INSTRUCTION:
Without including any pictures, write out all the entries exactly.

══════════════════════════════

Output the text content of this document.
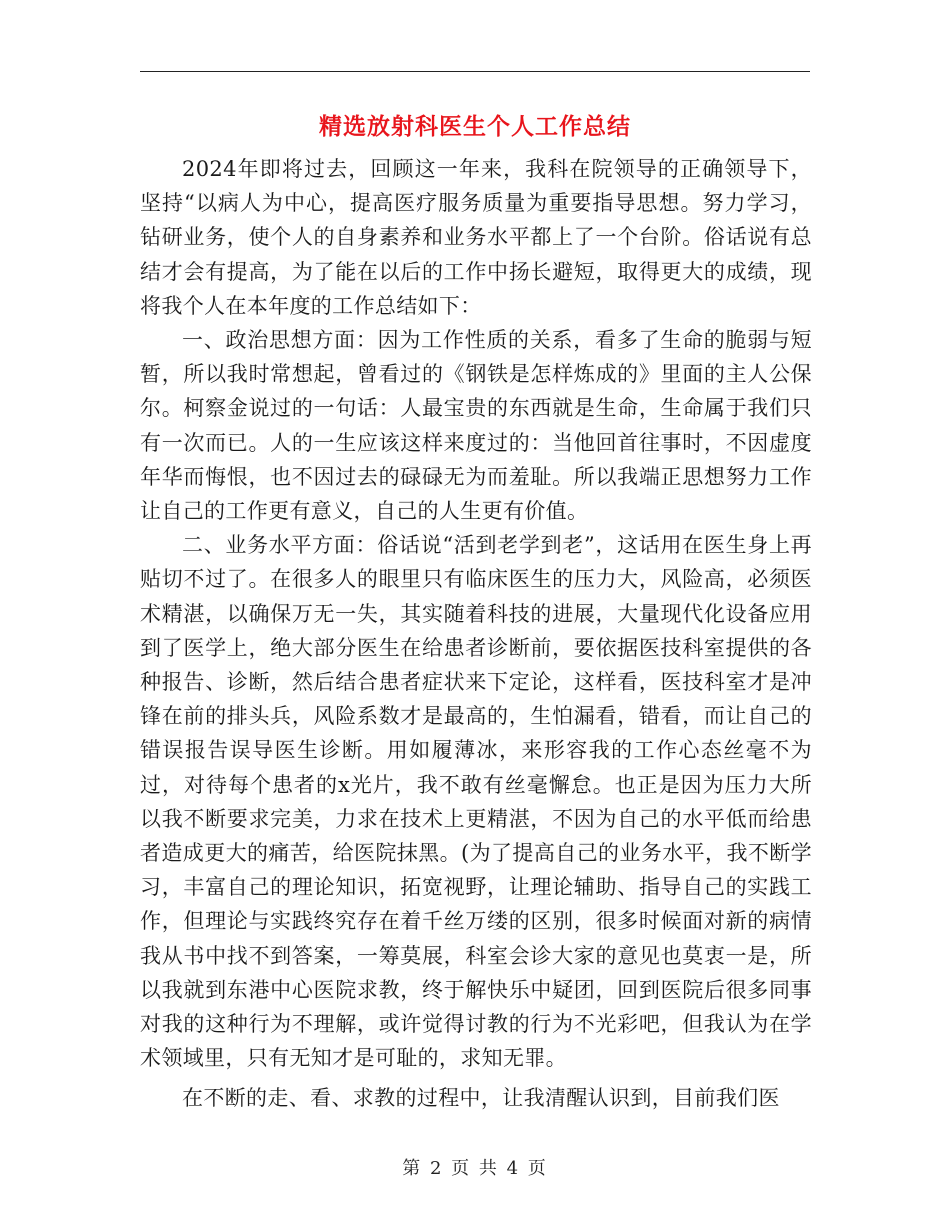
精选放射科医生个人工作总结

2024年即将过去，回顾这一年来，我科在院领导的正确领导下，坚持“以病人为中心，提高医疗服务质量为重要指导思想。努力学习，钻研业务，使个人的自身素养和业务水平都上了一个台阶。俗话说有总结才会有提高，为了能在以后的工作中扬长避短，取得更大的成绩，现将我个人在本年度的工作总结如下：

一、政治思想方面：因为工作性质的关系，看多了生命的脆弱与短暂，所以我时常想起，曾看过的《钢铁是怎样炼成的》里面的主人公保尔。柯察金说过的一句话：人最宝贵的东西就是生命，生命属于我们只有一次而已。人的一生应该这样来度过的：当他回首往事时，不因虚度年华而悔恨，也不因过去的碌碌无为而羞耻。所以我端正思想努力工作让自己的工作更有意义，自己的人生更有价值。

二、业务水平方面：俗话说“活到老学到老”，这话用在医生身上再贴切不过了。在很多人的眼里只有临床医生的压力大，风险高，必须医术精湛，以确保万无一失，其实随着科技的进展，大量现代化设备应用到了医学上，绝大部分医生在给患者诊断前，要依据医技科室提供的各种报告、诊断，然后结合患者症状来下定论，这样看，医技科室才是冲锋在前的排头兵，风险系数才是最高的，生怕漏看，错看，而让自己的错误报告误导医生诊断。用如履薄冰，来形容我的工作心态丝毫不为过，对待每个患者的x光片，我不敢有丝毫懈怠。也正是因为压力大所以我不断要求完美，力求在技术上更精湛，不因为自己的水平低而给患者造成更大的痛苦，给医院抹黑。(为了提高自己的业务水平，我不断学习，丰富自己的理论知识，拓宽视野，让理论辅助、指导自己的实践工作，但理论与实践终究存在着千丝万缕的区别，很多时候面对新的病情我从书中找不到答案，一筹莫展，科室会诊大家的意见也莫衷一是，所以我就到东港中心医院求教，终于解快乐中疑团，回到医院后很多同事对我的这种行为不理解，或许觉得讨教的行为不光彩吧，但我认为在学术领域里，只有无知才是可耻的，求知无罪。

在不断的走、看、求教的过程中，让我清醒认识到，目前我们医

第 2 页 共 4 页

══════════════════════════════

EXERCISE RESULT:
Output the text content of this document.
精选放射科医生个人工作总结

2024年即将过去，回顾这一年来，我科在院领导的正确领导下，坚持“以病人为中心，提高医疗服务质量为重要指导思想。努力学习，钻研业务，使个人的自身素养和业务水平都上了一个台阶。俗话说有总结才会有提高，为了能在以后的工作中扬长避短，取得更大的成绩，现将我个人在本年度的工作总结如下：

一、政治思想方面：因为工作性质的关系，看多了生命的脆弱与短暂，所以我时常想起，曾看过的《钢铁是怎样炼成的》里面的主人公保尔。柯察金说过的一句话：人最宝贵的东西就是生命，生命属于我们只有一次而已。人的一生应该这样来度过的：当他回首往事时，不因虚度年华而悔恨，也不因过去的碌碌无为而羞耻。所以我端正思想努力工作让自己的工作更有意义，自己的人生更有价值。

二、业务水平方面：俗话说“活到老学到老”，这话用在医生身上再贴切不过了。在很多人的眼里只有临床医生的压力大，风险高，必须医术精湛，以确保万无一失，其实随着科技的进展，大量现代化设备应用到了医学上，绝大部分医生在给患者诊断前，要依据医技科室提供的各种报告、诊断，然后结合患者症状来下定论，这样看，医技科室才是冲锋在前的排头兵，风险系数才是最高的，生怕漏看，错看，而让自己的错误报告误导医生诊断。用如履薄冰，来形容我的工作心态丝毫不为过，对待每个患者的x光片，我不敢有丝毫懈怠。也正是因为压力大所以我不断要求完美，力求在技术上更精湛，不因为自己的水平低而给患者造成更大的痛苦，给医院抹黑。(为了提高自己的业务水平，我不断学习，丰富自己的理论知识，拓宽视野，让理论辅助、指导自己的实践工作，但理论与实践终究存在着千丝万缕的区别，很多时候面对新的病情我从书中找不到答案，一筹莫展，科室会诊大家的意见也莫衷一是，所以我就到东港中心医院求教，终于解快乐中疑团，回到医院后很多同事对我的这种行为不理解，或许觉得讨教的行为不光彩吧，但我认为在学术领域里，只有无知才是可耻的，求知无罪。

在不断的走、看、求教的过程中，让我清醒认识到，目前我们医

第 2 页 共 4 页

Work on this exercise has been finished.